**Written problem:** Search the records for the word "UFNT" and pick out every line that has it.
● ● ● ●
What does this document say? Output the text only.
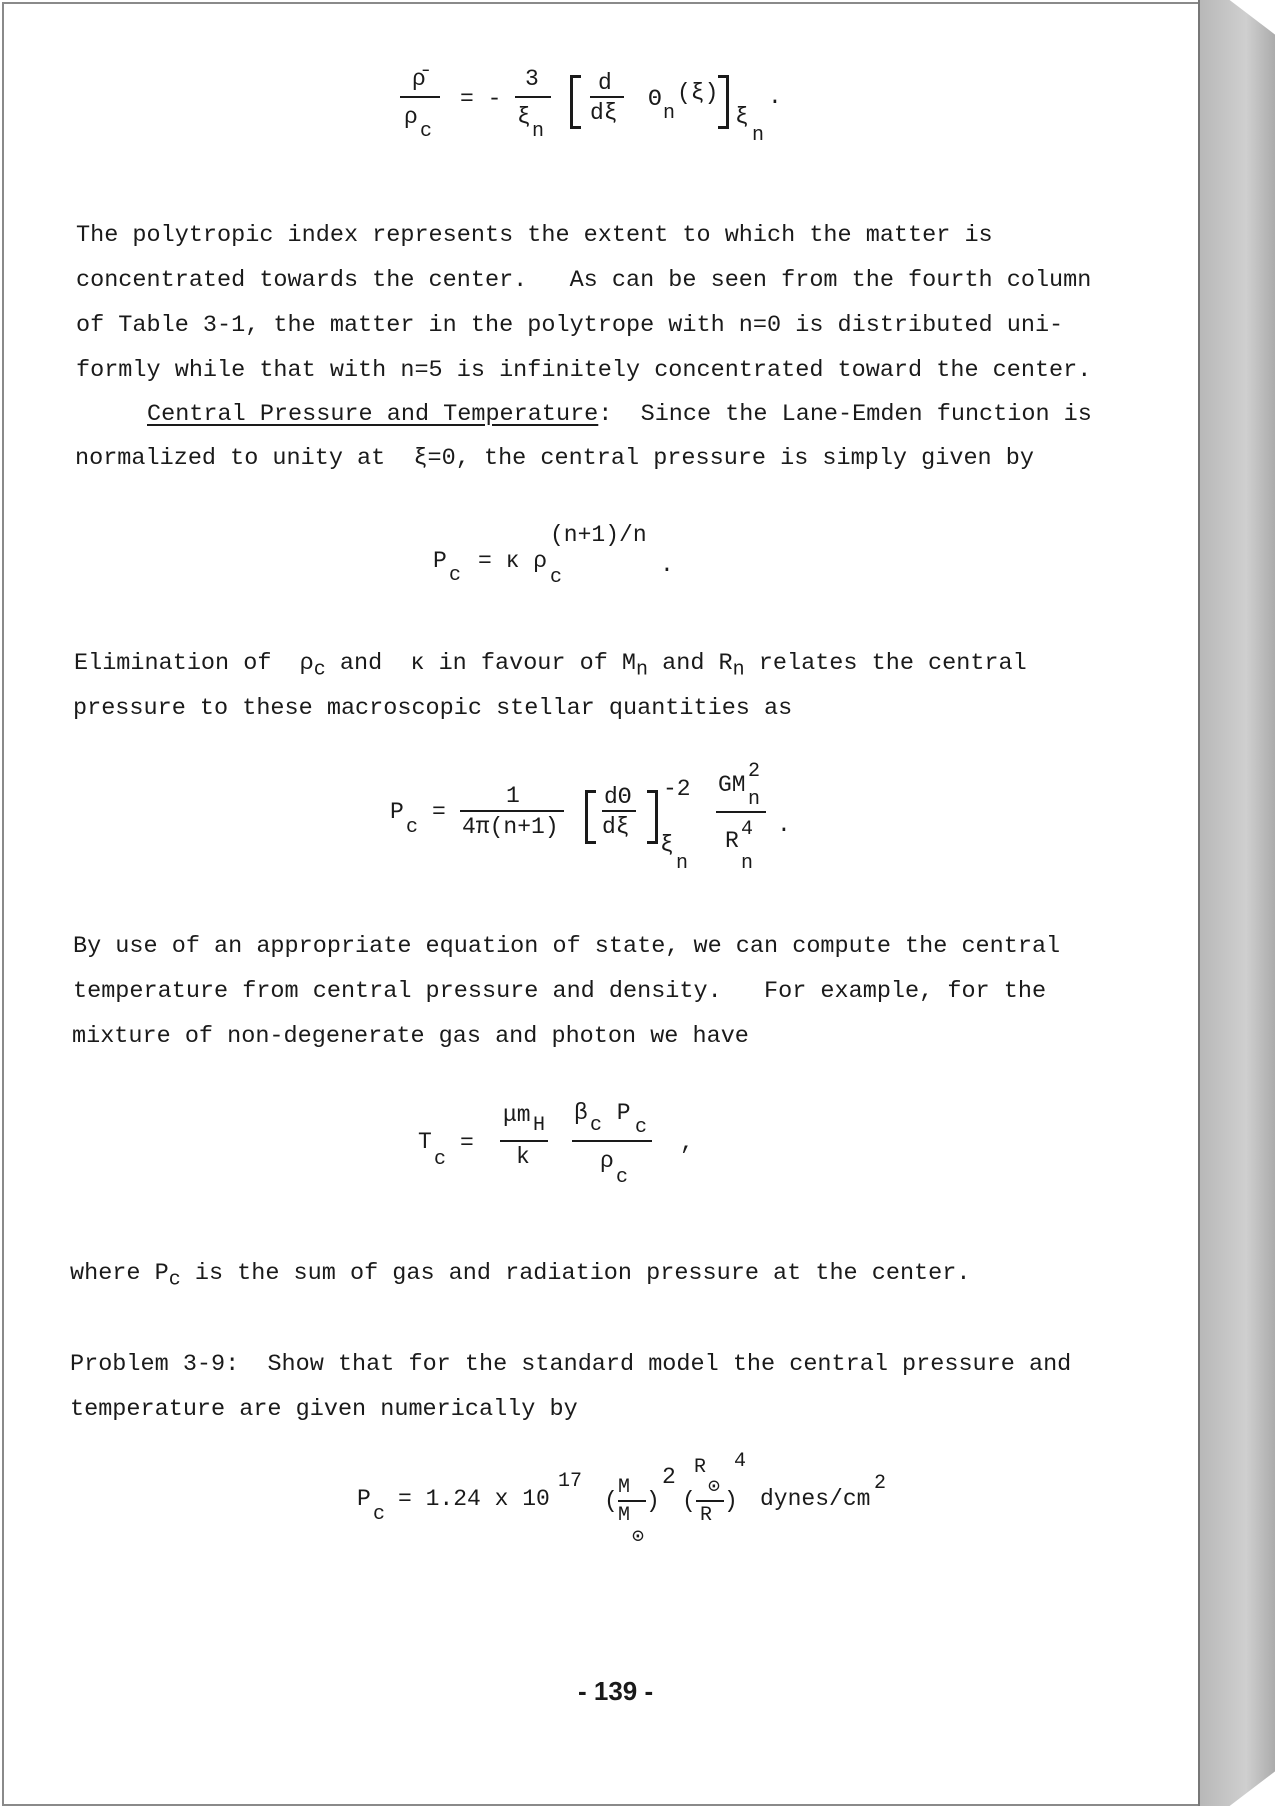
ρ̄
ρ
c
= -
3
ξ
n
d
dξ
Θ
n
(ξ)
ξ
n
.
The polytropic index represents the extent to which the matter is
concentrated towards the center.   As can be seen from the fourth column
of Table 3-1, the matter in the polytrope with n=0 is distributed uni-
formly while that with n=5 is infinitely concentrated toward the center.
Central Pressure and Temperature:  Since the Lane-Emden function is
normalized to unity at  ξ=0, the central pressure is simply given by
P
c
= κ ρ
c
(n+1)/n
.
Elimination of  $\rho_c$ and  κ in favour of $M_n$ and $R_n$ relates the central
pressure to these macroscopic stellar quantities as
P
c
=
1
4π(n+1)
dΘ
dξ
-2
ξ
n
GM
2
n
R 4
n
.
By use of an appropriate equation of state, we can compute the central
temperature from central pressure and density.   For example, for the
mixture of non-degenerate gas and photon we have
T
c
=
μm H
k
β c P
c
ρ
c
,
where $P_c$ is the sum of gas and radiation pressure at the center.
Problem 3-9:  Show that for the standard model the central pressure and
temperature are given numerically by
P
c
= 1.24 x 10
17
(
M
M
⊙
)
2
(
R
⊙
R
)
4
dynes/cm
2
- 139 -
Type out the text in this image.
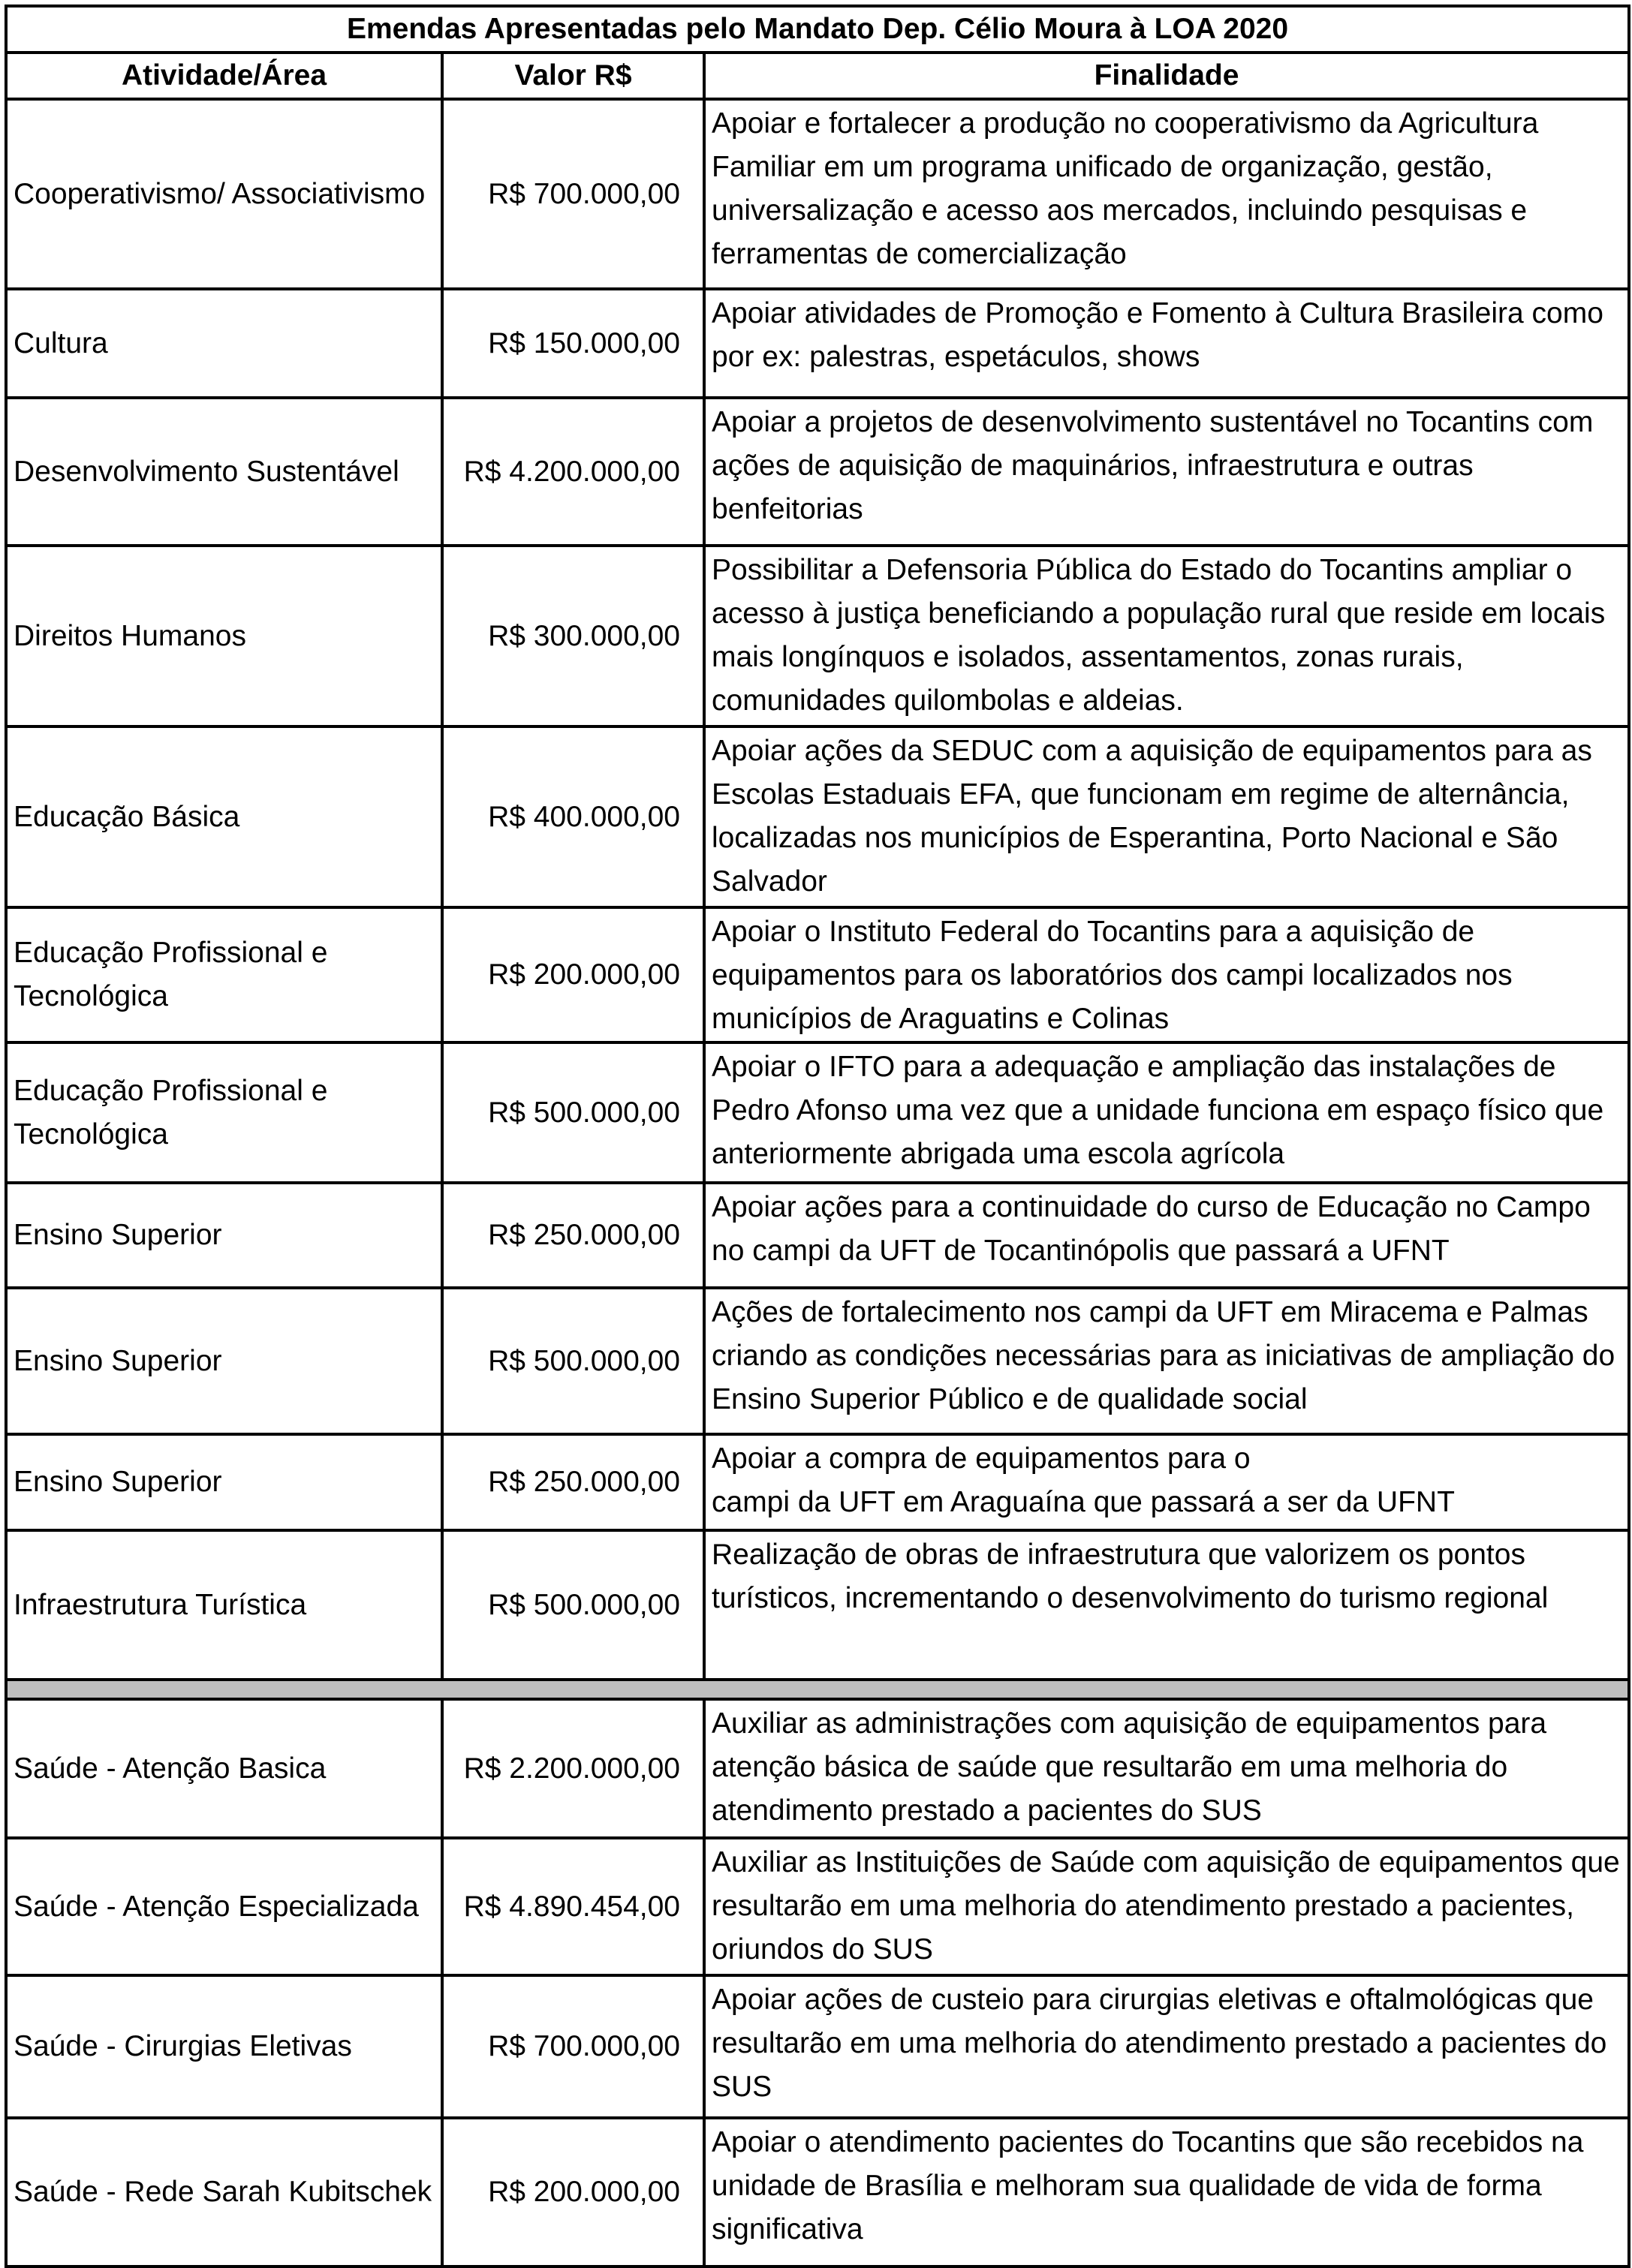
Emendas Apresentadas pelo Mandato Dep. Célio Moura à LOA 2020		
Atividade/Área	Valor R$	Finalidade
Cooperativismo/ Associativismo	R$ 700.000,00	Apoiar e fortalecer a produção no cooperativismo da Agricultura Familiar em um programa unificado de organização, gestão, universalização e acesso aos mercados, incluindo pesquisas e ferramentas de comercialização
Cultura	R$ 150.000,00	Apoiar atividades de Promoção e Fomento à Cultura Brasileira como por ex: palestras, espetáculos, shows
Desenvolvimento Sustentável	R$ 4.200.000,00	Apoiar a projetos de desenvolvimento sustentável no Tocantins com ações de aquisição de maquinários, infraestrutura e outras benfeitorias
Direitos Humanos	R$ 300.000,00	Possibilitar a Defensoria Pública do Estado do Tocantins ampliar o acesso à justiça beneficiando a população rural que reside em locais mais longínquos e isolados, assentamentos, zonas rurais, comunidades quilombolas e aldeias.
Educação Básica	R$ 400.000,00	Apoiar ações da SEDUC com a aquisição de equipamentos para as Escolas Estaduais EFA, que funcionam em regime de alternância, localizadas nos municípios de Esperantina, Porto Nacional e São Salvador
Educação Profissional e Tecnológica	R$ 200.000,00	Apoiar o Instituto Federal do Tocantins para a aquisição de equipamentos para os laboratórios dos campi localizados nos municípios de Araguatins e Colinas
Educação Profissional e Tecnológica	R$ 500.000,00	Apoiar o IFTO para a adequação e ampliação das instalações de Pedro Afonso uma vez que a unidade funciona em espaço físico que anteriormente abrigada uma escola agrícola
Ensino Superior	R$ 250.000,00	Apoiar ações para a continuidade do curso de Educação no Campo no campi da UFT de Tocantinópolis que passará a UFNT
Ensino Superior	R$ 500.000,00	Ações de fortalecimento nos campi da UFT em Miracema e Palmas criando as condições necessárias para as iniciativas de ampliação do Ensino Superior Público e de qualidade social
Ensino Superior	R$ 250.000,00	Apoiar a compra de equipamentos para o
campi da UFT em Araguaína que passará a ser da UFNT
Infraestrutura Turística	R$ 500.000,00	Realização de obras de infraestrutura que valorizem os pontos turísticos, incrementando o desenvolvimento do turismo regional

Saúde - Atenção Basica	R$ 2.200.000,00	Auxiliar as administrações com aquisição de equipamentos para atenção básica de saúde que resultarão em uma melhoria do atendimento prestado a pacientes do SUS
Saúde - Atenção Especializada	R$ 4.890.454,00	Auxiliar as Instituições de Saúde com aquisição de equipamentos que resultarão em uma melhoria do atendimento prestado a pacientes, oriundos do SUS
Saúde - Cirurgias Eletivas	R$ 700.000,00	Apoiar ações de custeio para cirurgias eletivas e oftalmológicas que resultarão em uma melhoria do atendimento prestado a pacientes do SUS
Saúde - Rede Sarah Kubitschek	R$ 200.000,00	Apoiar o atendimento pacientes do Tocantins que são recebidos na unidade de Brasília e melhoram sua qualidade de vida de forma significativa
● ● ● ●
**Finished exercise:**
Ensino Superior	R$ 250.000,00	Apoiar ações para a continuidade do curso de Educação no Campo no campi da UFT de Tocantinópolis que passará a UFNT
campi da UFT em Araguaína que passará a ser da UFNT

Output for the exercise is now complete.